§ **GIVEN TASK**: Copy every line of the records below verbatim, leaving out the pictures.

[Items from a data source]

+-------+

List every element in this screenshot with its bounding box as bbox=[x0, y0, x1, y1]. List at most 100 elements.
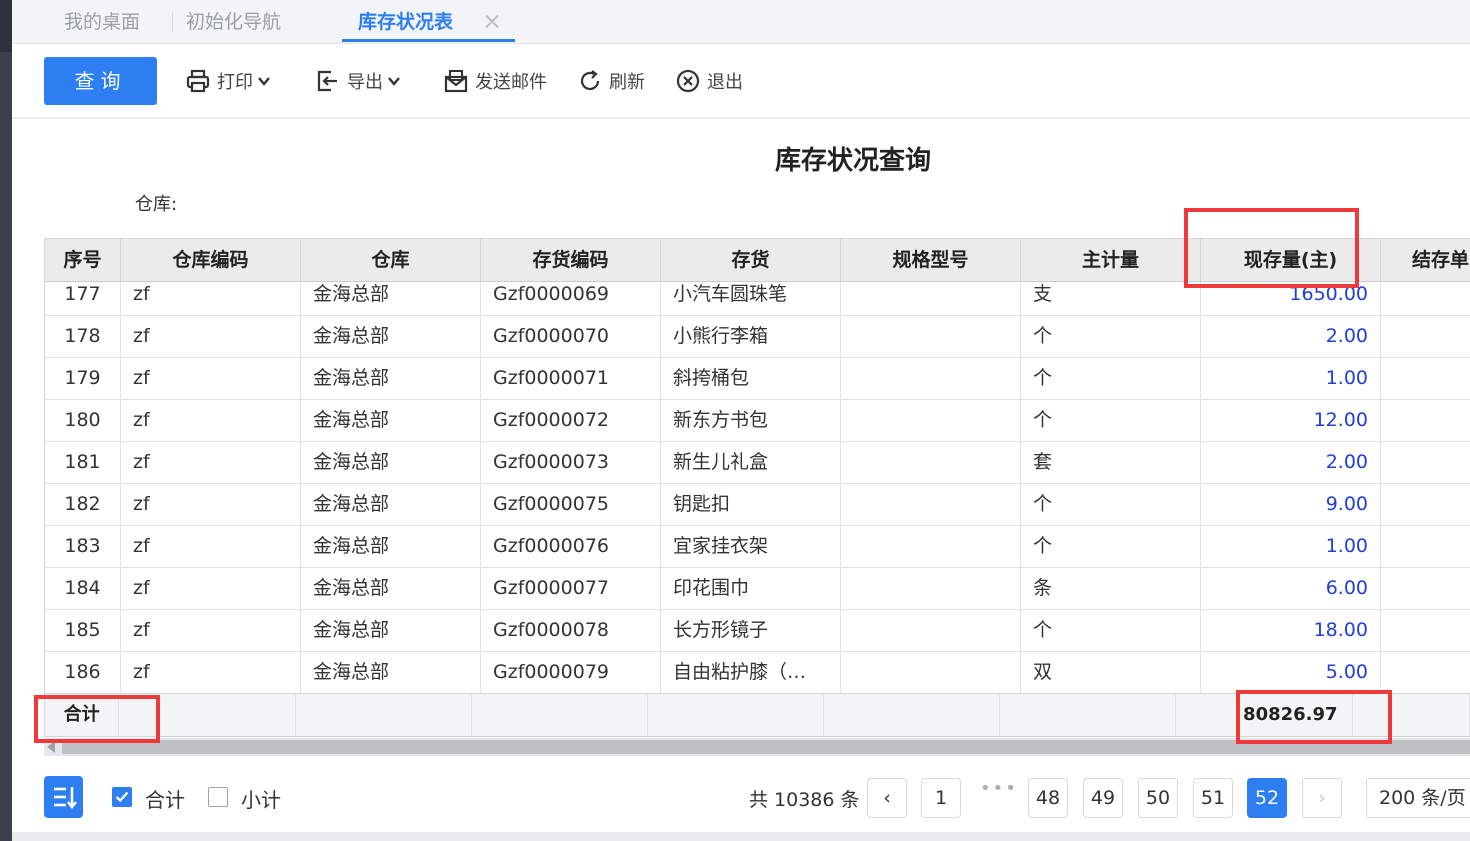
cell-inv: 钥匙扣 bbox=[661, 484, 841, 525]
col-header-wh-code[interactable]: 仓库编码 bbox=[121, 239, 301, 282]
cell-wh-code: zf bbox=[121, 400, 301, 441]
total-cell bbox=[296, 694, 472, 736]
warehouse-filter-label: 仓库: bbox=[135, 194, 178, 215]
cell-inv-code: Gzf0000076 bbox=[481, 526, 661, 567]
cell-no: 185 bbox=[45, 610, 121, 651]
page-1-button[interactable]: 1 bbox=[921, 778, 961, 818]
cell-wh: 金海总部 bbox=[301, 442, 481, 483]
cell-wh: 金海总部 bbox=[301, 358, 481, 399]
col-header-balance[interactable]: 结存单 bbox=[1381, 239, 1470, 282]
cell-spec bbox=[841, 442, 1021, 483]
chevron-down-icon bbox=[258, 77, 270, 86]
col-header-spec[interactable]: 规格型号 bbox=[841, 239, 1021, 282]
cell-unit: 套 bbox=[1021, 442, 1201, 483]
cell-inv: 新东方书包 bbox=[661, 400, 841, 441]
cell-wh-code: zf bbox=[121, 358, 301, 399]
grid-body: 177 zf 金海总部 Gzf0000069 小汽车圆珠笔 支 1650.00 … bbox=[45, 274, 1470, 694]
page-ellipsis[interactable]: ••• bbox=[980, 778, 1018, 799]
cell-wh-code: zf bbox=[121, 526, 301, 567]
table-row[interactable]: 183 zf 金海总部 Gzf0000076 宜家挂衣架 个 1.00 bbox=[45, 526, 1470, 568]
table-row[interactable]: 179 zf 金海总部 Gzf0000071 斜挎桶包 个 1.00 bbox=[45, 358, 1470, 400]
page-52-button[interactable]: 52 bbox=[1247, 778, 1287, 818]
cell-inv: 斜挎桶包 bbox=[661, 358, 841, 399]
exit-button[interactable]: 退出 bbox=[675, 66, 743, 96]
col-header-wh[interactable]: 仓库 bbox=[301, 239, 481, 282]
cell-unit: 条 bbox=[1021, 568, 1201, 609]
next-page-button[interactable]: › bbox=[1302, 778, 1342, 818]
cell-qty: 1.00 bbox=[1201, 526, 1381, 567]
grid-footer: 合计 小计 共 10386 条 ‹ 1 ••• 48 49 50 51 52 ›… bbox=[12, 760, 1470, 841]
cell-spec bbox=[841, 358, 1021, 399]
highlight-total-value bbox=[1236, 690, 1392, 744]
page-50-button[interactable]: 50 bbox=[1138, 778, 1178, 818]
table-row[interactable]: 181 zf 金海总部 Gzf0000073 新生儿礼盒 套 2.00 bbox=[45, 442, 1470, 484]
col-header-unit[interactable]: 主计量 bbox=[1021, 239, 1201, 282]
prev-page-button[interactable]: ‹ bbox=[867, 778, 907, 818]
tab-init-nav[interactable]: 初始化导航 bbox=[186, 0, 281, 44]
cell-wh-code: zf bbox=[121, 442, 301, 483]
table-row[interactable]: 182 zf 金海总部 Gzf0000075 钥匙扣 个 9.00 bbox=[45, 484, 1470, 526]
cell-unit: 个 bbox=[1021, 610, 1201, 651]
page-48-button[interactable]: 48 bbox=[1028, 778, 1068, 818]
total-checkbox[interactable] bbox=[112, 787, 132, 807]
export-button[interactable]: 导出 bbox=[315, 66, 401, 96]
report-title: 库存状况查询 bbox=[774, 146, 931, 176]
col-header-inv-code[interactable]: 存货编码 bbox=[481, 239, 661, 282]
refresh-label: 刷新 bbox=[609, 72, 645, 93]
subtotal-checkbox[interactable] bbox=[208, 787, 228, 807]
cell-wh-code: zf bbox=[121, 316, 301, 357]
cell-wh: 金海总部 bbox=[301, 400, 481, 441]
cell-inv: 自由粘护膝（… bbox=[661, 652, 841, 693]
table-row[interactable]: 180 zf 金海总部 Gzf0000072 新东方书包 个 12.00 bbox=[45, 400, 1470, 442]
cell-balance bbox=[1381, 526, 1470, 567]
cell-balance bbox=[1381, 358, 1470, 399]
cell-inv-code: Gzf0000078 bbox=[481, 610, 661, 651]
cell-inv-code: Gzf0000073 bbox=[481, 442, 661, 483]
left-sidebar-strip bbox=[0, 0, 12, 841]
send-mail-button[interactable]: 发送邮件 bbox=[443, 66, 547, 96]
cell-unit: 个 bbox=[1021, 316, 1201, 357]
total-checkbox-label[interactable]: 合计 bbox=[145, 784, 185, 813]
print-label: 打印 bbox=[217, 72, 253, 93]
cell-inv: 印花围巾 bbox=[661, 568, 841, 609]
toolbar: 查询 打印 导出 发送邮件 刷新 退出 bbox=[12, 44, 1470, 119]
cell-qty: 5.00 bbox=[1201, 652, 1381, 693]
cell-qty: 6.00 bbox=[1201, 568, 1381, 609]
query-button[interactable]: 查询 bbox=[44, 57, 157, 105]
refresh-button[interactable]: 刷新 bbox=[577, 66, 645, 96]
cell-qty: 2.00 bbox=[1201, 442, 1381, 483]
cell-spec bbox=[841, 568, 1021, 609]
printer-icon bbox=[186, 69, 210, 93]
cell-unit: 个 bbox=[1021, 484, 1201, 525]
table-row[interactable]: 184 zf 金海总部 Gzf0000077 印花围巾 条 6.00 bbox=[45, 568, 1470, 610]
page-size-select[interactable]: 200 条/页 bbox=[1366, 778, 1470, 818]
cell-spec bbox=[841, 610, 1021, 651]
tab-divider bbox=[172, 12, 173, 32]
cell-inv-code: Gzf0000071 bbox=[481, 358, 661, 399]
cell-no: 186 bbox=[45, 652, 121, 693]
col-header-no[interactable]: 序号 bbox=[45, 239, 121, 282]
cell-qty: 1.00 bbox=[1201, 358, 1381, 399]
cell-wh-code: zf bbox=[121, 484, 301, 525]
cell-inv: 长方形镜子 bbox=[661, 610, 841, 651]
tab-my-desktop[interactable]: 我的桌面 bbox=[64, 0, 140, 44]
total-record-count: 共 10386 条 bbox=[749, 789, 860, 811]
page-51-button[interactable]: 51 bbox=[1193, 778, 1233, 818]
check-icon bbox=[115, 791, 129, 803]
cell-inv: 新生儿礼盒 bbox=[661, 442, 841, 483]
table-row[interactable]: 178 zf 金海总部 Gzf0000070 小熊行李箱 个 2.00 bbox=[45, 316, 1470, 358]
cell-wh-code: zf bbox=[121, 652, 301, 693]
page-49-button[interactable]: 49 bbox=[1083, 778, 1123, 818]
column-settings-button[interactable] bbox=[44, 776, 83, 818]
close-icon[interactable]: × bbox=[482, 0, 502, 44]
col-header-inv[interactable]: 存货 bbox=[661, 239, 841, 282]
subtotal-checkbox-label[interactable]: 小计 bbox=[241, 784, 281, 813]
print-button[interactable]: 打印 bbox=[185, 66, 271, 96]
cell-wh: 金海总部 bbox=[301, 610, 481, 651]
cell-spec bbox=[841, 316, 1021, 357]
table-row[interactable]: 185 zf 金海总部 Gzf0000078 长方形镜子 个 18.00 bbox=[45, 610, 1470, 652]
table-row[interactable]: 186 zf 金海总部 Gzf0000079 自由粘护膝（… 双 5.00 bbox=[45, 652, 1470, 694]
cell-unit: 双 bbox=[1021, 652, 1201, 693]
cell-inv-code: Gzf0000072 bbox=[481, 400, 661, 441]
export-label: 导出 bbox=[347, 72, 383, 93]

+-------+

§ **EXERCISE RESULT**:
List every element in this screenshot with its bounding box as bbox=[x0, y0, x1, y1]. List at most 100 elements.
cell-inv: 钥匙扣 bbox=[661, 484, 841, 525]
col-header-wh-code[interactable]: 仓库编码 bbox=[121, 239, 301, 282]
cell-wh-code: zf bbox=[121, 400, 301, 441]
total-cell bbox=[296, 694, 472, 736]
warehouse-filter-label: 仓库: bbox=[135, 194, 178, 215]
cell-inv-code: Gzf0000076 bbox=[481, 526, 661, 567]
cell-no: 185 bbox=[45, 610, 121, 651]
page-1-button[interactable]: 1 bbox=[921, 778, 961, 818]
cell-wh: 金海总部 bbox=[301, 442, 481, 483]
cell-wh: 金海总部 bbox=[301, 358, 481, 399]
col-header-balance[interactable]: 结存单 bbox=[1381, 239, 1470, 282]
cell-spec bbox=[841, 442, 1021, 483]
chevron-down-icon bbox=[258, 77, 270, 86]
col-header-spec[interactable]: 规格型号 bbox=[841, 239, 1021, 282]
cell-unit: 套 bbox=[1021, 442, 1201, 483]
cell-inv: 新东方书包 bbox=[661, 400, 841, 441]
cell-wh-code: zf bbox=[121, 358, 301, 399]
grid-body: 177 zf 金海总部 Gzf0000069 小汽车圆珠笔 支 1650.00 … bbox=[45, 274, 1470, 694]
page-ellipsis[interactable]: ••• bbox=[980, 778, 1018, 799]
cell-wh-code: zf bbox=[121, 526, 301, 567]
table-row[interactable]: 183 zf 金海总部 Gzf0000076 宜家挂衣架 个 1.00 bbox=[45, 526, 1470, 568]
table-row[interactable]: 179 zf 金海总部 Gzf0000071 斜挎桶包 个 1.00 bbox=[45, 358, 1470, 400]
page-52-button[interactable]: 52 bbox=[1247, 778, 1287, 818]
cell-inv: 斜挎桶包 bbox=[661, 358, 841, 399]
exit-button[interactable]: 退出 bbox=[675, 66, 743, 96]
col-header-wh[interactable]: 仓库 bbox=[301, 239, 481, 282]
cell-unit: 条 bbox=[1021, 568, 1201, 609]
next-page-button[interactable]: › bbox=[1302, 778, 1342, 818]
cell-qty: 1.00 bbox=[1201, 526, 1381, 567]
grid-footer: 合计 小计 共 10386 条 ‹ 1 ••• 48 49 50 51 52 ›… bbox=[12, 760, 1470, 841]
cell-spec bbox=[841, 358, 1021, 399]
highlight-total-value bbox=[1236, 690, 1392, 744]
page-50-button[interactable]: 50 bbox=[1138, 778, 1178, 818]
table-row[interactable]: 181 zf 金海总部 Gzf0000073 新生儿礼盒 套 2.00 bbox=[45, 442, 1470, 484]
col-header-unit[interactable]: 主计量 bbox=[1021, 239, 1201, 282]
prev-page-button[interactable]: ‹ bbox=[867, 778, 907, 818]
tab-init-nav[interactable]: 初始化导航 bbox=[186, 0, 281, 44]
cell-wh-code: zf bbox=[121, 442, 301, 483]
table-row[interactable]: 182 zf 金海总部 Gzf0000075 钥匙扣 个 9.00 bbox=[45, 484, 1470, 526]
cell-unit: 个 bbox=[1021, 610, 1201, 651]
page-48-button[interactable]: 48 bbox=[1028, 778, 1068, 818]
total-checkbox[interactable] bbox=[112, 787, 132, 807]
export-button[interactable]: 导出 bbox=[315, 66, 401, 96]
report-title: 库存状况查询 bbox=[774, 146, 931, 176]
col-header-inv-code[interactable]: 存货编码 bbox=[481, 239, 661, 282]
refresh-label: 刷新 bbox=[609, 72, 645, 93]
subtotal-checkbox[interactable] bbox=[208, 787, 228, 807]
cell-wh-code: zf bbox=[121, 316, 301, 357]
cell-wh: 金海总部 bbox=[301, 400, 481, 441]
cell-inv: 自由粘护膝（… bbox=[661, 652, 841, 693]
table-row[interactable]: 180 zf 金海总部 Gzf0000072 新东方书包 个 12.00 bbox=[45, 400, 1470, 442]
cell-balance bbox=[1381, 526, 1470, 567]
cell-balance bbox=[1381, 358, 1470, 399]
cell-inv-code: Gzf0000078 bbox=[481, 610, 661, 651]
cell-inv-code: Gzf0000073 bbox=[481, 442, 661, 483]
left-sidebar-strip bbox=[0, 0, 12, 841]
send-mail-button[interactable]: 发送邮件 bbox=[443, 66, 547, 96]
cell-unit: 个 bbox=[1021, 316, 1201, 357]
total-checkbox-label[interactable]: 合计 bbox=[145, 784, 185, 813]
print-label: 打印 bbox=[217, 72, 253, 93]
cell-inv: 印花围巾 bbox=[661, 568, 841, 609]
toolbar: 查询 打印 导出 发送邮件 刷新 退出 bbox=[12, 44, 1470, 119]
cell-qty: 5.00 bbox=[1201, 652, 1381, 693]
cell-qty: 6.00 bbox=[1201, 568, 1381, 609]
query-button[interactable]: 查询 bbox=[44, 57, 157, 105]
refresh-button[interactable]: 刷新 bbox=[577, 66, 645, 96]
cell-qty: 2.00 bbox=[1201, 442, 1381, 483]
cell-spec bbox=[841, 568, 1021, 609]
printer-icon bbox=[186, 69, 210, 93]
cell-unit: 个 bbox=[1021, 484, 1201, 525]
table-row[interactable]: 184 zf 金海总部 Gzf0000077 印花围巾 条 6.00 bbox=[45, 568, 1470, 610]
page-size-select[interactable]: 200 条/页 bbox=[1366, 778, 1470, 818]
cell-spec bbox=[841, 610, 1021, 651]
tab-divider bbox=[172, 12, 173, 32]
cell-inv-code: Gzf0000071 bbox=[481, 358, 661, 399]
cell-no: 186 bbox=[45, 652, 121, 693]
col-header-no[interactable]: 序号 bbox=[45, 239, 121, 282]
cell-qty: 1.00 bbox=[1201, 358, 1381, 399]
cell-wh-code: zf bbox=[121, 484, 301, 525]
cell-inv: 长方形镜子 bbox=[661, 610, 841, 651]
tab-my-desktop[interactable]: 我的桌面 bbox=[64, 0, 140, 44]
total-record-count: 共 10386 条 bbox=[749, 789, 860, 811]
page-51-button[interactable]: 51 bbox=[1193, 778, 1233, 818]
check-icon bbox=[115, 791, 129, 803]
cell-inv: 新生儿礼盒 bbox=[661, 442, 841, 483]
table-row[interactable]: 178 zf 金海总部 Gzf0000070 小熊行李箱 个 2.00 bbox=[45, 316, 1470, 358]
cell-wh-code: zf bbox=[121, 652, 301, 693]
page-49-button[interactable]: 49 bbox=[1083, 778, 1123, 818]
column-settings-button[interactable] bbox=[44, 776, 83, 818]
close-icon[interactable]: × bbox=[482, 0, 502, 44]
col-header-inv[interactable]: 存货 bbox=[661, 239, 841, 282]
subtotal-checkbox-label[interactable]: 小计 bbox=[241, 784, 281, 813]
print-button[interactable]: 打印 bbox=[185, 66, 271, 96]
cell-wh: 金海总部 bbox=[301, 610, 481, 651]
cell-spec bbox=[841, 316, 1021, 357]
table-row[interactable]: 185 zf 金海总部 Gzf0000078 长方形镜子 个 18.00 bbox=[45, 610, 1470, 652]
table-row[interactable]: 186 zf 金海总部 Gzf0000079 自由粘护膝（… 双 5.00 bbox=[45, 652, 1470, 694]
cell-unit: 双 bbox=[1021, 652, 1201, 693]
cell-inv-code: Gzf0000072 bbox=[481, 400, 661, 441]
export-label: 导出 bbox=[347, 72, 383, 93]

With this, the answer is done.